> DATASET RECORDS:
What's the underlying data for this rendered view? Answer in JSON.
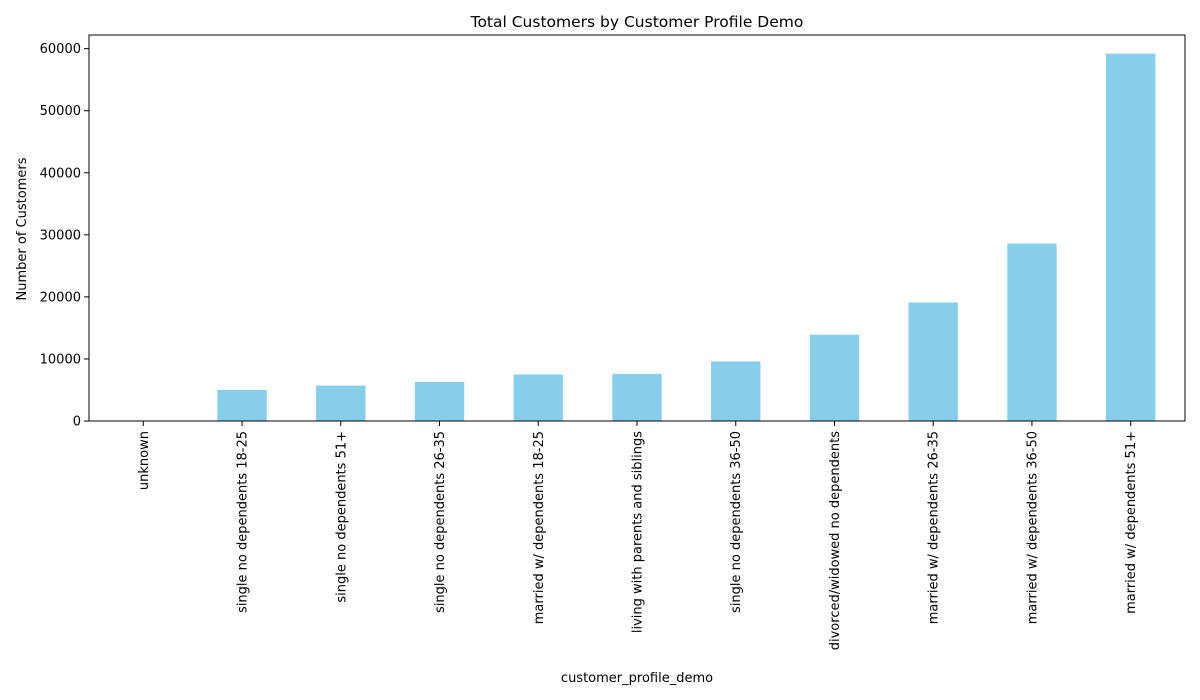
{
  "chart_data": {
    "type": "bar",
    "title": "Total Customers by Customer Profile Demo",
    "xlabel": "customer_profile_demo",
    "ylabel": "Number of Customers",
    "categories": [
      "unknown",
      "single no dependents 18-25",
      "single no dependents 51+",
      "single no dependents 26-35",
      "married w/ dependents 18-25",
      "living with parents and siblings",
      "single no dependents 36-50",
      "divorced/widowed no dependents",
      "married w/ dependents 26-35",
      "married w/ dependents 36-50",
      "married w/ dependents 51+"
    ],
    "values": [
      0,
      5000,
      5700,
      6300,
      7500,
      7600,
      9600,
      13900,
      19100,
      28600,
      59200
    ],
    "ylim": [
      0,
      62200
    ],
    "yticks": [
      0,
      10000,
      20000,
      30000,
      40000,
      50000,
      60000
    ],
    "bar_color": "#87ceeb",
    "grid": false,
    "legend": "none"
  }
}
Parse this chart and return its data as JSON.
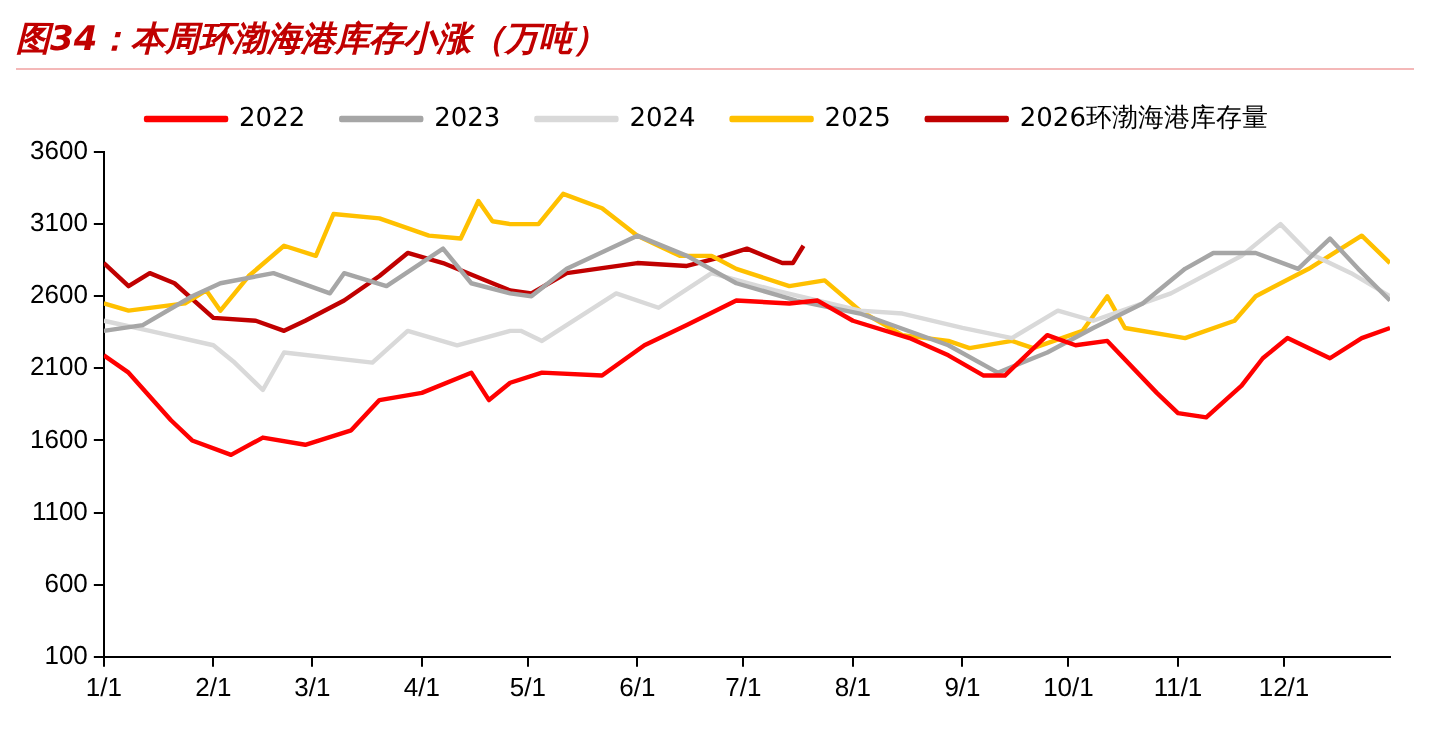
{
  "chart_data": {
    "type": "line",
    "title": "图34：本周环渤海港库存小涨（万吨）",
    "legend": "top",
    "marker": "none",
    "line_style": "solid",
    "grid": false,
    "xlim": [
      "--01-01",
      "--12-31"
    ],
    "xticks": [
      {
        "value": "--01-01",
        "label": "1/1"
      },
      {
        "value": "--02-01",
        "label": "2/1"
      },
      {
        "value": "--03-01",
        "label": "3/1"
      },
      {
        "value": "--04-01",
        "label": "4/1"
      },
      {
        "value": "--05-01",
        "label": "5/1"
      },
      {
        "value": "--06-01",
        "label": "6/1"
      },
      {
        "value": "--07-01",
        "label": "7/1"
      },
      {
        "value": "--08-01",
        "label": "8/1"
      },
      {
        "value": "--09-01",
        "label": "9/1"
      },
      {
        "value": "--10-01",
        "label": "10/1"
      },
      {
        "value": "--11-01",
        "label": "11/1"
      },
      {
        "value": "--12-01",
        "label": "12/1"
      }
    ],
    "ylim": [
      100,
      3600
    ],
    "yticks": [
      100,
      600,
      1100,
      1600,
      2100,
      2600,
      3100,
      3600
    ],
    "series": [
      {
        "name": "2022",
        "color": "#ff0000",
        "x": [
          "--01-01",
          "--01-08",
          "--01-20",
          "--01-26",
          "--02-06",
          "--02-15",
          "--02-27",
          "--03-12",
          "--03-20",
          "--04-01",
          "--04-15",
          "--04-20",
          "--04-26",
          "--05-05",
          "--05-22",
          "--06-03",
          "--06-15",
          "--06-29",
          "--07-14",
          "--07-22",
          "--08-01",
          "--08-17",
          "--08-28",
          "--09-07",
          "--09-13",
          "--09-25",
          "--10-03",
          "--10-12",
          "--10-26",
          "--11-01",
          "--11-09",
          "--11-19",
          "--11-25",
          "--12-02",
          "--12-14",
          "--12-23",
          "--12-31"
        ],
        "values": [
          2190,
          2070,
          1740,
          1600,
          1500,
          1620,
          1570,
          1670,
          1880,
          1930,
          2070,
          1880,
          2000,
          2070,
          2050,
          2260,
          2400,
          2570,
          2550,
          2570,
          2430,
          2310,
          2190,
          2050,
          2050,
          2330,
          2260,
          2290,
          1930,
          1790,
          1760,
          1980,
          2170,
          2310,
          2170,
          2310,
          2380
        ]
      },
      {
        "name": "2023",
        "color": "#a6a6a6",
        "x": [
          "--01-01",
          "--01-12",
          "--01-26",
          "--02-03",
          "--02-18",
          "--03-06",
          "--03-10",
          "--03-22",
          "--04-07",
          "--04-15",
          "--04-26",
          "--05-02",
          "--05-12",
          "--06-01",
          "--06-15",
          "--06-29",
          "--07-16",
          "--08-03",
          "--08-28",
          "--09-11",
          "--09-25",
          "--10-08",
          "--10-22",
          "--11-03",
          "--11-11",
          "--11-23",
          "--12-05",
          "--12-14",
          "--12-22",
          "--12-31"
        ],
        "values": [
          2360,
          2400,
          2600,
          2690,
          2760,
          2620,
          2760,
          2670,
          2930,
          2690,
          2620,
          2600,
          2790,
          3020,
          2880,
          2690,
          2570,
          2480,
          2260,
          2070,
          2210,
          2380,
          2550,
          2790,
          2900,
          2900,
          2790,
          3000,
          2790,
          2570
        ]
      },
      {
        "name": "2024",
        "color": "#d9d9d9",
        "x": [
          "--01-01",
          "--01-14",
          "--02-01",
          "--02-07",
          "--02-15",
          "--02-21",
          "--03-18",
          "--03-28",
          "--04-11",
          "--04-26",
          "--04-29",
          "--05-05",
          "--05-26",
          "--06-07",
          "--06-22",
          "--07-10",
          "--08-03",
          "--08-15",
          "--09-01",
          "--09-15",
          "--09-28",
          "--10-08",
          "--10-30",
          "--11-19",
          "--11-30",
          "--12-08",
          "--12-20",
          "--12-31"
        ],
        "values": [
          2430,
          2360,
          2260,
          2140,
          1950,
          2210,
          2140,
          2360,
          2260,
          2360,
          2360,
          2290,
          2620,
          2520,
          2760,
          2640,
          2500,
          2480,
          2380,
          2310,
          2500,
          2430,
          2620,
          2880,
          3100,
          2900,
          2760,
          2600
        ]
      },
      {
        "name": "2025",
        "color": "#ffc000",
        "x": [
          "--01-01",
          "--01-08",
          "--01-24",
          "--01-30",
          "--02-03",
          "--02-11",
          "--02-21",
          "--03-02",
          "--03-07",
          "--03-20",
          "--04-03",
          "--04-12",
          "--04-17",
          "--04-21",
          "--04-26",
          "--05-04",
          "--05-11",
          "--05-22",
          "--06-01",
          "--06-13",
          "--06-22",
          "--06-29",
          "--07-14",
          "--07-24",
          "--08-03",
          "--08-15",
          "--08-28",
          "--09-03",
          "--09-15",
          "--09-21",
          "--10-05",
          "--10-12",
          "--10-17",
          "--11-03",
          "--11-17",
          "--11-23",
          "--12-08",
          "--12-23",
          "--12-31"
        ],
        "values": [
          2550,
          2500,
          2550,
          2640,
          2500,
          2740,
          2950,
          2880,
          3170,
          3140,
          3020,
          3000,
          3260,
          3120,
          3100,
          3100,
          3310,
          3210,
          3020,
          2880,
          2880,
          2790,
          2670,
          2710,
          2500,
          2330,
          2290,
          2240,
          2290,
          2240,
          2360,
          2600,
          2380,
          2310,
          2430,
          2600,
          2790,
          3020,
          2830
        ]
      },
      {
        "name": "2026环渤海港库存量",
        "color": "#c00000",
        "x": [
          "--01-01",
          "--01-08",
          "--01-14",
          "--01-21",
          "--02-01",
          "--02-13",
          "--02-21",
          "--02-27",
          "--03-10",
          "--03-20",
          "--03-28",
          "--04-07",
          "--04-21",
          "--04-26",
          "--05-02",
          "--05-12",
          "--06-01",
          "--06-15",
          "--06-23",
          "--07-02",
          "--07-12",
          "--07-15",
          "--07-18"
        ],
        "values": [
          2830,
          2670,
          2760,
          2690,
          2450,
          2430,
          2360,
          2430,
          2570,
          2740,
          2900,
          2830,
          2690,
          2640,
          2620,
          2760,
          2830,
          2810,
          2860,
          2930,
          2830,
          2830,
          2950
        ]
      }
    ]
  }
}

> OBJECTIVE: All of the material above should be reproduced exactly, except the pictures.

> ANSWER TO THIS TASK:
What's the underlying data for this rendered view? Answer in JSON.
{
  "chart_data": {
    "type": "bar",
    "title": "Total Customers by Customer Profile Demo",
    "xlabel": "customer_profile_demo",
    "ylabel": "Number of Customers",
    "categories": [
      "unknown",
      "single no dependents 18-25",
      "single no dependents 51+",
      "single no dependents 26-35",
      "married w/ dependents 18-25",
      "living with parents and siblings",
      "single no dependents 36-50",
      "divorced/widowed no dependents",
      "married w/ dependents 26-35",
      "married w/ dependents 36-50",
      "married w/ dependents 51+"
    ],
    "values": [
      0,
      5000,
      5700,
      6300,
      7500,
      7600,
      9600,
      13900,
      19100,
      28600,
      59200
    ],
    "ylim": [
      0,
      62200
    ],
    "yticks": [
      0,
      10000,
      20000,
      30000,
      40000,
      50000,
      60000
    ],
    "bar_color": "#87ceeb",
    "grid": false,
    "legend": "none"
  }
}
Parse this chart and return its data as JSON.
{
  "chart_data": {
    "type": "line",
    "title": "图34：本周环渤海港库存小涨（万吨）",
    "legend": "top",
    "marker": "none",
    "line_style": "solid",
    "grid": false,
    "xlim": [
      "--01-01",
      "--12-31"
    ],
    "xticks": [
      {
        "value": "--01-01",
        "label": "1/1"
      },
      {
        "value": "--02-01",
        "label": "2/1"
      },
      {
        "value": "--03-01",
        "label": "3/1"
      },
      {
        "value": "--04-01",
        "label": "4/1"
      },
      {
        "value": "--05-01",
        "label": "5/1"
      },
      {
        "value": "--06-01",
        "label": "6/1"
      },
      {
        "value": "--07-01",
        "label": "7/1"
      },
      {
        "value": "--08-01",
        "label": "8/1"
      },
      {
        "value": "--09-01",
        "label": "9/1"
      },
      {
        "value": "--10-01",
        "label": "10/1"
      },
      {
        "value": "--11-01",
        "label": "11/1"
      },
      {
        "value": "--12-01",
        "label": "12/1"
      }
    ],
    "ylim": [
      100,
      3600
    ],
    "yticks": [
      100,
      600,
      1100,
      1600,
      2100,
      2600,
      3100,
      3600
    ],
    "series": [
      {
        "name": "2022",
        "color": "#ff0000",
        "x": [
          "--01-01",
          "--01-08",
          "--01-20",
          "--01-26",
          "--02-06",
          "--02-15",
          "--02-27",
          "--03-12",
          "--03-20",
          "--04-01",
          "--04-15",
          "--04-20",
          "--04-26",
          "--05-05",
          "--05-22",
          "--06-03",
          "--06-15",
          "--06-29",
          "--07-14",
          "--07-22",
          "--08-01",
          "--08-17",
          "--08-28",
          "--09-07",
          "--09-13",
          "--09-25",
          "--10-03",
          "--10-12",
          "--10-26",
          "--11-01",
          "--11-09",
          "--11-19",
          "--11-25",
          "--12-02",
          "--12-14",
          "--12-23",
          "--12-31"
        ],
        "values": [
          2190,
          2070,
          1740,
          1600,
          1500,
          1620,
          1570,
          1670,
          1880,
          1930,
          2070,
          1880,
          2000,
          2070,
          2050,
          2260,
          2400,
          2570,
          2550,
          2570,
          2430,
          2310,
          2190,
          2050,
          2050,
          2330,
          2260,
          2290,
          1930,
          1790,
          1760,
          1980,
          2170,
          2310,
          2170,
          2310,
          2380
        ]
      },
      {
        "name": "2023",
        "color": "#a6a6a6",
        "x": [
          "--01-01",
          "--01-12",
          "--01-26",
          "--02-03",
          "--02-18",
          "--03-06",
          "--03-10",
          "--03-22",
          "--04-07",
          "--04-15",
          "--04-26",
          "--05-02",
          "--05-12",
          "--06-01",
          "--06-15",
          "--06-29",
          "--07-16",
          "--08-03",
          "--08-28",
          "--09-11",
          "--09-25",
          "--10-08",
          "--10-22",
          "--11-03",
          "--11-11",
          "--11-23",
          "--12-05",
          "--12-14",
          "--12-22",
          "--12-31"
        ],
        "values": [
          2360,
          2400,
          2600,
          2690,
          2760,
          2620,
          2760,
          2670,
          2930,
          2690,
          2620,
          2600,
          2790,
          3020,
          2880,
          2690,
          2570,
          2480,
          2260,
          2070,
          2210,
          2380,
          2550,
          2790,
          2900,
          2900,
          2790,
          3000,
          2790,
          2570
        ]
      },
      {
        "name": "2024",
        "color": "#d9d9d9",
        "x": [
          "--01-01",
          "--01-14",
          "--02-01",
          "--02-07",
          "--02-15",
          "--02-21",
          "--03-18",
          "--03-28",
          "--04-11",
          "--04-26",
          "--04-29",
          "--05-05",
          "--05-26",
          "--06-07",
          "--06-22",
          "--07-10",
          "--08-03",
          "--08-15",
          "--09-01",
          "--09-15",
          "--09-28",
          "--10-08",
          "--10-30",
          "--11-19",
          "--11-30",
          "--12-08",
          "--12-20",
          "--12-31"
        ],
        "values": [
          2430,
          2360,
          2260,
          2140,
          1950,
          2210,
          2140,
          2360,
          2260,
          2360,
          2360,
          2290,
          2620,
          2520,
          2760,
          2640,
          2500,
          2480,
          2380,
          2310,
          2500,
          2430,
          2620,
          2880,
          3100,
          2900,
          2760,
          2600
        ]
      },
      {
        "name": "2025",
        "color": "#ffc000",
        "x": [
          "--01-01",
          "--01-08",
          "--01-24",
          "--01-30",
          "--02-03",
          "--02-11",
          "--02-21",
          "--03-02",
          "--03-07",
          "--03-20",
          "--04-03",
          "--04-12",
          "--04-17",
          "--04-21",
          "--04-26",
          "--05-04",
          "--05-11",
          "--05-22",
          "--06-01",
          "--06-13",
          "--06-22",
          "--06-29",
          "--07-14",
          "--07-24",
          "--08-03",
          "--08-15",
          "--08-28",
          "--09-03",
          "--09-15",
          "--09-21",
          "--10-05",
          "--10-12",
          "--10-17",
          "--11-03",
          "--11-17",
          "--11-23",
          "--12-08",
          "--12-23",
          "--12-31"
        ],
        "values": [
          2550,
          2500,
          2550,
          2640,
          2500,
          2740,
          2950,
          2880,
          3170,
          3140,
          3020,
          3000,
          3260,
          3120,
          3100,
          3100,
          3310,
          3210,
          3020,
          2880,
          2880,
          2790,
          2670,
          2710,
          2500,
          2330,
          2290,
          2240,
          2290,
          2240,
          2360,
          2600,
          2380,
          2310,
          2430,
          2600,
          2790,
          3020,
          2830
        ]
      },
      {
        "name": "2026环渤海港库存量",
        "color": "#c00000",
        "x": [
          "--01-01",
          "--01-08",
          "--01-14",
          "--01-21",
          "--02-01",
          "--02-13",
          "--02-21",
          "--02-27",
          "--03-10",
          "--03-20",
          "--03-28",
          "--04-07",
          "--04-21",
          "--04-26",
          "--05-02",
          "--05-12",
          "--06-01",
          "--06-15",
          "--06-23",
          "--07-02",
          "--07-12",
          "--07-15",
          "--07-18"
        ],
        "values": [
          2830,
          2670,
          2760,
          2690,
          2450,
          2430,
          2360,
          2430,
          2570,
          2740,
          2900,
          2830,
          2690,
          2640,
          2620,
          2760,
          2830,
          2810,
          2860,
          2930,
          2830,
          2830,
          2950
        ]
      }
    ]
  }
}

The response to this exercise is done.